Reproduce the data below in full and exclude every picture.

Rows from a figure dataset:
>> begin
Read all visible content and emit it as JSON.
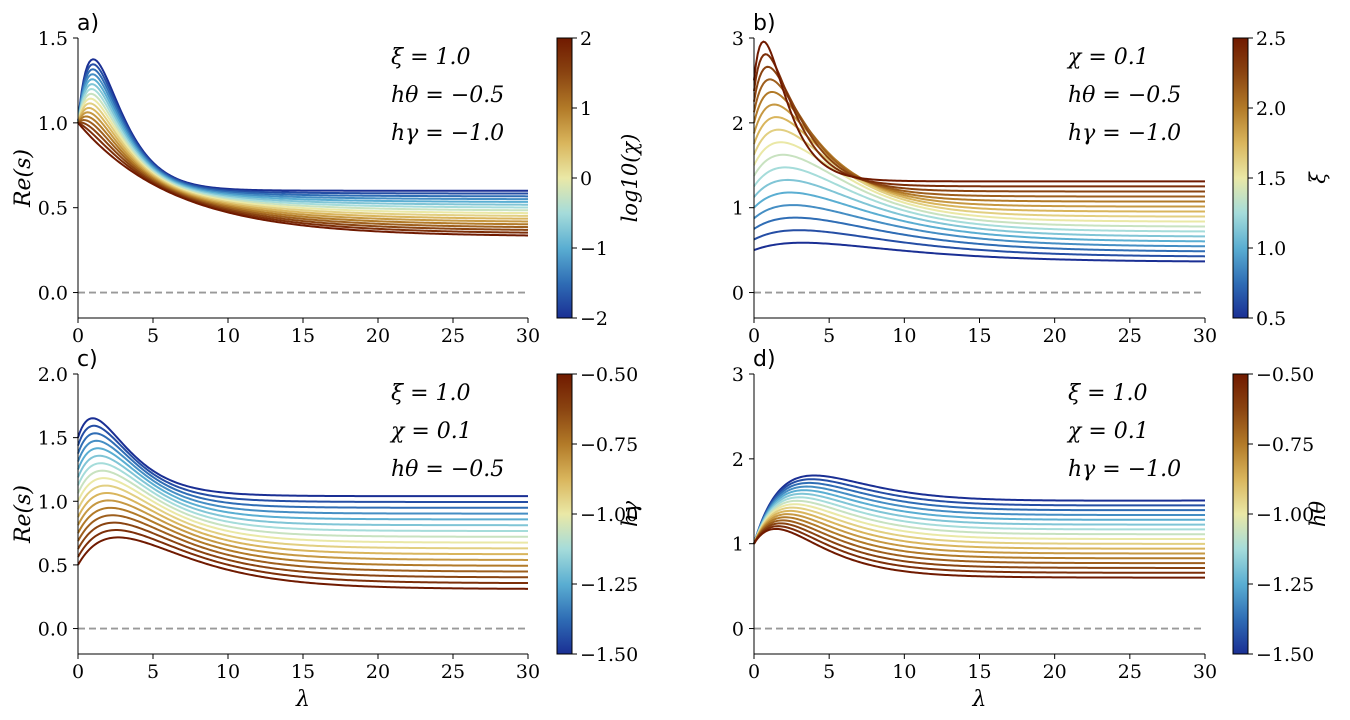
{
  "chart_data": [
    {
      "panel_label": "a)",
      "type": "line",
      "xlabel": "λ",
      "ylabel": "Re(s)",
      "xlim": [
        0,
        30
      ],
      "ylim": [
        -0.15,
        1.5
      ],
      "xticks": [
        "0",
        "5",
        "10",
        "15",
        "20",
        "25",
        "30"
      ],
      "yticks": [
        "0.0",
        "0.5",
        "1.0",
        "1.5"
      ],
      "reference_line": {
        "y": 0.0,
        "style": "dashed"
      },
      "annotations": [
        "ξ = 1.0",
        "hθ = −0.5",
        "hγ = −1.0"
      ],
      "colorbar": {
        "label": "log10(χ)",
        "range": [
          -2,
          2
        ],
        "ticks": [
          "−2",
          "−1",
          "0",
          "1",
          "2"
        ]
      },
      "series_count": 17,
      "family": {
        "first_curve": {
          "color_value": -2,
          "start": 1.0,
          "peak": 1.36,
          "peak_at": 1.3,
          "end": 0.6
        },
        "last_curve": {
          "color_value": 2,
          "start": 1.0,
          "end": 0.33,
          "monotonic_decay": true
        }
      }
    },
    {
      "panel_label": "b)",
      "type": "line",
      "xlabel": "λ",
      "ylabel": "",
      "xlim": [
        0,
        30
      ],
      "ylim": [
        -0.3,
        3
      ],
      "xticks": [
        "0",
        "5",
        "10",
        "15",
        "20",
        "25",
        "30"
      ],
      "yticks": [
        "0",
        "1",
        "2",
        "3"
      ],
      "reference_line": {
        "y": 0.0,
        "style": "dashed"
      },
      "annotations": [
        "χ = 0.1",
        "hθ = −0.5",
        "hγ = −1.0"
      ],
      "colorbar": {
        "label": "ξ",
        "range": [
          0.5,
          2.5
        ],
        "ticks": [
          "0.5",
          "1.0",
          "1.5",
          "2.0",
          "2.5"
        ]
      },
      "series_count": 17,
      "family": {
        "first_curve": {
          "color_value": 0.5,
          "start": 0.5,
          "peak": 0.58,
          "peak_at": 4.5,
          "end": 0.36
        },
        "last_curve": {
          "color_value": 2.5,
          "start": 2.5,
          "peak": 2.88,
          "peak_at": 1.0,
          "end": 1.31
        }
      }
    },
    {
      "panel_label": "c)",
      "type": "line",
      "xlabel": "λ",
      "ylabel": "Re(s)",
      "xlim": [
        0,
        30
      ],
      "ylim": [
        -0.2,
        2.0
      ],
      "xticks": [
        "0",
        "5",
        "10",
        "15",
        "20",
        "25",
        "30"
      ],
      "yticks": [
        "0.0",
        "0.5",
        "1.0",
        "1.5",
        "2.0"
      ],
      "reference_line": {
        "y": 0.0,
        "style": "dashed"
      },
      "annotations": [
        "ξ = 1.0",
        "χ = 0.1",
        "hθ = −0.5"
      ],
      "colorbar": {
        "label": "hγ",
        "range": [
          -1.5,
          -0.5
        ],
        "ticks": [
          "−1.50",
          "−1.25",
          "−1.00",
          "−0.75",
          "−0.50"
        ]
      },
      "series_count": 17,
      "family": {
        "first_curve": {
          "color_value": -1.5,
          "start": 1.5,
          "peak": 1.62,
          "peak_at": 1.6,
          "end": 1.04
        },
        "last_curve": {
          "color_value": -0.5,
          "start": 0.5,
          "peak": 0.71,
          "peak_at": 3.3,
          "end": 0.31
        }
      }
    },
    {
      "panel_label": "d)",
      "type": "line",
      "xlabel": "λ",
      "ylabel": "",
      "xlim": [
        0,
        30
      ],
      "ylim": [
        -0.3,
        3
      ],
      "xticks": [
        "0",
        "5",
        "10",
        "15",
        "20",
        "25",
        "30"
      ],
      "yticks": [
        "0",
        "1",
        "2",
        "3"
      ],
      "reference_line": {
        "y": 0.0,
        "style": "dashed"
      },
      "annotations": [
        "ξ = 1.0",
        "χ = 0.1",
        "hγ = −1.0"
      ],
      "colorbar": {
        "label": "hθ",
        "range": [
          -1.5,
          -0.5
        ],
        "ticks": [
          "−1.50",
          "−1.25",
          "−1.00",
          "−0.75",
          "−0.50"
        ]
      },
      "series_count": 17,
      "family": {
        "first_curve": {
          "color_value": -1.5,
          "start": 1.0,
          "peak": 1.78,
          "peak_at": 3.0,
          "end": 1.51
        },
        "last_curve": {
          "color_value": -0.5,
          "start": 1.0,
          "peak": 1.15,
          "peak_at": 2.2,
          "end": 0.6
        }
      }
    }
  ],
  "colormap": [
    "#1a2f94",
    "#2f6db5",
    "#5aaed2",
    "#a5dcda",
    "#eae8a6",
    "#d9b55c",
    "#b27a28",
    "#8a4411",
    "#701a00"
  ],
  "reference_line_color": "#999999"
}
>> end
*THE COMPLETED TASK*:
Read all visible content and emit it as JSON.
{
  "chart_data": [
    {
      "panel_label": "a)",
      "type": "line",
      "xlabel": "λ",
      "ylabel": "Re(s)",
      "xlim": [
        0,
        30
      ],
      "ylim": [
        -0.15,
        1.5
      ],
      "xticks": [
        "0",
        "5",
        "10",
        "15",
        "20",
        "25",
        "30"
      ],
      "yticks": [
        "0.0",
        "0.5",
        "1.0",
        "1.5"
      ],
      "reference_line": {
        "y": 0.0,
        "style": "dashed"
      },
      "annotations": [
        "ξ = 1.0",
        "hθ = −0.5",
        "hγ = −1.0"
      ],
      "colorbar": {
        "label": "log10(χ)",
        "range": [
          -2,
          2
        ],
        "ticks": [
          "−2",
          "−1",
          "0",
          "1",
          "2"
        ]
      },
      "series_count": 17,
      "family": {
        "first_curve": {
          "color_value": -2,
          "start": 1.0,
          "peak": 1.36,
          "peak_at": 1.3,
          "end": 0.6
        },
        "last_curve": {
          "color_value": 2,
          "start": 1.0,
          "end": 0.33,
          "monotonic_decay": true
        }
      }
    },
    {
      "panel_label": "b)",
      "type": "line",
      "xlabel": "λ",
      "ylabel": "",
      "xlim": [
        0,
        30
      ],
      "ylim": [
        -0.3,
        3
      ],
      "xticks": [
        "0",
        "5",
        "10",
        "15",
        "20",
        "25",
        "30"
      ],
      "yticks": [
        "0",
        "1",
        "2",
        "3"
      ],
      "reference_line": {
        "y": 0.0,
        "style": "dashed"
      },
      "annotations": [
        "χ = 0.1",
        "hθ = −0.5",
        "hγ = −1.0"
      ],
      "colorbar": {
        "label": "ξ",
        "range": [
          0.5,
          2.5
        ],
        "ticks": [
          "0.5",
          "1.0",
          "1.5",
          "2.0",
          "2.5"
        ]
      },
      "series_count": 17,
      "family": {
        "first_curve": {
          "color_value": 0.5,
          "start": 0.5,
          "peak": 0.58,
          "peak_at": 4.5,
          "end": 0.36
        },
        "last_curve": {
          "color_value": 2.5,
          "start": 2.5,
          "peak": 2.88,
          "peak_at": 1.0,
          "end": 1.31
        }
      }
    },
    {
      "panel_label": "c)",
      "type": "line",
      "xlabel": "λ",
      "ylabel": "Re(s)",
      "xlim": [
        0,
        30
      ],
      "ylim": [
        -0.2,
        2.0
      ],
      "xticks": [
        "0",
        "5",
        "10",
        "15",
        "20",
        "25",
        "30"
      ],
      "yticks": [
        "0.0",
        "0.5",
        "1.0",
        "1.5",
        "2.0"
      ],
      "reference_line": {
        "y": 0.0,
        "style": "dashed"
      },
      "annotations": [
        "ξ = 1.0",
        "χ = 0.1",
        "hθ = −0.5"
      ],
      "colorbar": {
        "label": "hγ",
        "range": [
          -1.5,
          -0.5
        ],
        "ticks": [
          "−1.50",
          "−1.25",
          "−1.00",
          "−0.75",
          "−0.50"
        ]
      },
      "series_count": 17,
      "family": {
        "first_curve": {
          "color_value": -1.5,
          "start": 1.5,
          "peak": 1.62,
          "peak_at": 1.6,
          "end": 1.04
        },
        "last_curve": {
          "color_value": -0.5,
          "start": 0.5,
          "peak": 0.71,
          "peak_at": 3.3,
          "end": 0.31
        }
      }
    },
    {
      "panel_label": "d)",
      "type": "line",
      "xlabel": "λ",
      "ylabel": "",
      "xlim": [
        0,
        30
      ],
      "ylim": [
        -0.3,
        3
      ],
      "xticks": [
        "0",
        "5",
        "10",
        "15",
        "20",
        "25",
        "30"
      ],
      "yticks": [
        "0",
        "1",
        "2",
        "3"
      ],
      "reference_line": {
        "y": 0.0,
        "style": "dashed"
      },
      "annotations": [
        "ξ = 1.0",
        "χ = 0.1",
        "hγ = −1.0"
      ],
      "colorbar": {
        "label": "hθ",
        "range": [
          -1.5,
          -0.5
        ],
        "ticks": [
          "−1.50",
          "−1.25",
          "−1.00",
          "−0.75",
          "−0.50"
        ]
      },
      "series_count": 17,
      "family": {
        "first_curve": {
          "color_value": -1.5,
          "start": 1.0,
          "peak": 1.78,
          "peak_at": 3.0,
          "end": 1.51
        },
        "last_curve": {
          "color_value": -0.5,
          "start": 1.0,
          "peak": 1.15,
          "peak_at": 2.2,
          "end": 0.6
        }
      }
    }
  ],
  "colormap": [
    "#1a2f94",
    "#2f6db5",
    "#5aaed2",
    "#a5dcda",
    "#eae8a6",
    "#d9b55c",
    "#b27a28",
    "#8a4411",
    "#701a00"
  ],
  "reference_line_color": "#999999"
}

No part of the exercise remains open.